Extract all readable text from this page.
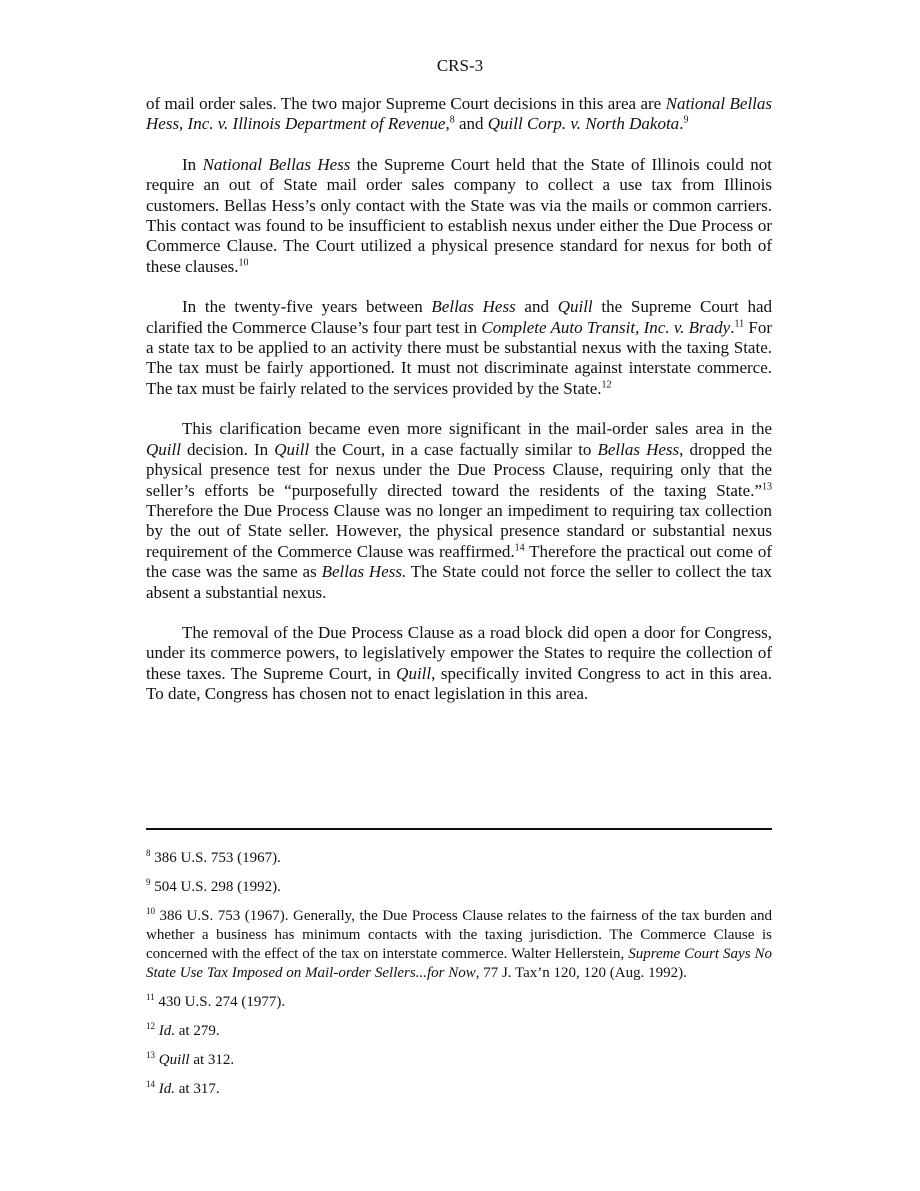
CRS-3

of mail order sales. The two major Supreme Court decisions in this area are National Bellas Hess, Inc. v. Illinois Department of Revenue,$^8$ and Quill Corp. v. North Dakota.$^9$

In National Bellas Hess the Supreme Court held that the State of Illinois could not require an out of State mail order sales company to collect a use tax from Illinois customers. Bellas Hess’s only contact with the State was via the mails or common carriers. This contact was found to be insufficient to establish nexus under either the Due Process or Commerce Clause. The Court utilized a physical presence standard for nexus for both of these clauses.$^{10}$

In the twenty-five years between Bellas Hess and Quill the Supreme Court had clarified the Commerce Clause’s four part test in Complete Auto Transit, Inc. v. Brady.$^{11}$ For a state tax to be applied to an activity there must be substantial nexus with the taxing State. The tax must be fairly apportioned. It must not discriminate against interstate commerce. The tax must be fairly related to the services provided by the State.$^{12}$

This clarification became even more significant in the mail-order sales area in the Quill decision. In Quill the Court, in a case factually similar to Bellas Hess, dropped the physical presence test for nexus under the Due Process Clause, requiring only that the seller’s efforts be “purposefully directed toward the residents of the taxing State.”$^{13}$ Therefore the Due Process Clause was no longer an impediment to requiring tax collection by the out of State seller. However, the physical presence standard or substantial nexus requirement of the Commerce Clause was reaffirmed.$^{14}$ Therefore the practical out come of the case was the same as Bellas Hess. The State could not force the seller to collect the tax absent a substantial nexus.

The removal of the Due Process Clause as a road block did open a door for Congress, under its commerce powers, to legislatively empower the States to require the collection of these taxes. The Supreme Court, in Quill, specifically invited Congress to act in this area. To date, Congress has chosen not to enact legislation in this area.

$^8$ 386 U.S. 753 (1967).

$^9$ 504 U.S. 298 (1992).

$^{10}$ 386 U.S. 753 (1967). Generally, the Due Process Clause relates to the fairness of the tax burden and whether a business has minimum contacts with the taxing jurisdiction. The Commerce Clause is concerned with the effect of the tax on interstate commerce. Walter Hellerstein, Supreme Court Says No State Use Tax Imposed on Mail-order Sellers...for Now, 77 J. Tax’n 120, 120 (Aug. 1992).

$^{11}$ 430 U.S. 274 (1977).

$^{12}$ Id. at 279.

$^{13}$ Quill at 312.

$^{14}$ Id. at 317.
◇ ◇ ◇ ◇ ◇
**Written task**
Exclude the images, then output the data above word for word.

**Expected answer**
Extract all readable text from this page.
CRS-3

of mail order sales. The two major Supreme Court decisions in this area are National Bellas Hess, Inc. v. Illinois Department of Revenue,$^8$ and Quill Corp. v. North Dakota.$^9$

In National Bellas Hess the Supreme Court held that the State of Illinois could not require an out of State mail order sales company to collect a use tax from Illinois customers. Bellas Hess’s only contact with the State was via the mails or common carriers. This contact was found to be insufficient to establish nexus under either the Due Process or Commerce Clause. The Court utilized a physical presence standard for nexus for both of these clauses.$^{10}$

In the twenty-five years between Bellas Hess and Quill the Supreme Court had clarified the Commerce Clause’s four part test in Complete Auto Transit, Inc. v. Brady.$^{11}$ For a state tax to be applied to an activity there must be substantial nexus with the taxing State. The tax must be fairly apportioned. It must not discriminate against interstate commerce. The tax must be fairly related to the services provided by the State.$^{12}$

This clarification became even more significant in the mail-order sales area in the Quill decision. In Quill the Court, in a case factually similar to Bellas Hess, dropped the physical presence test for nexus under the Due Process Clause, requiring only that the seller’s efforts be “purposefully directed toward the residents of the taxing State.”$^{13}$ Therefore the Due Process Clause was no longer an impediment to requiring tax collection by the out of State seller. However, the physical presence standard or substantial nexus requirement of the Commerce Clause was reaffirmed.$^{14}$ Therefore the practical out come of the case was the same as Bellas Hess. The State could not force the seller to collect the tax absent a substantial nexus.

The removal of the Due Process Clause as a road block did open a door for Congress, under its commerce powers, to legislatively empower the States to require the collection of these taxes. The Supreme Court, in Quill, specifically invited Congress to act in this area. To date, Congress has chosen not to enact legislation in this area.

$^8$ 386 U.S. 753 (1967).

$^9$ 504 U.S. 298 (1992).

$^{10}$ 386 U.S. 753 (1967). Generally, the Due Process Clause relates to the fairness of the tax burden and whether a business has minimum contacts with the taxing jurisdiction. The Commerce Clause is concerned with the effect of the tax on interstate commerce. Walter Hellerstein, Supreme Court Says No State Use Tax Imposed on Mail-order Sellers...for Now, 77 J. Tax’n 120, 120 (Aug. 1992).

$^{11}$ 430 U.S. 274 (1977).

$^{12}$ Id. at 279.

$^{13}$ Quill at 312.

$^{14}$ Id. at 317.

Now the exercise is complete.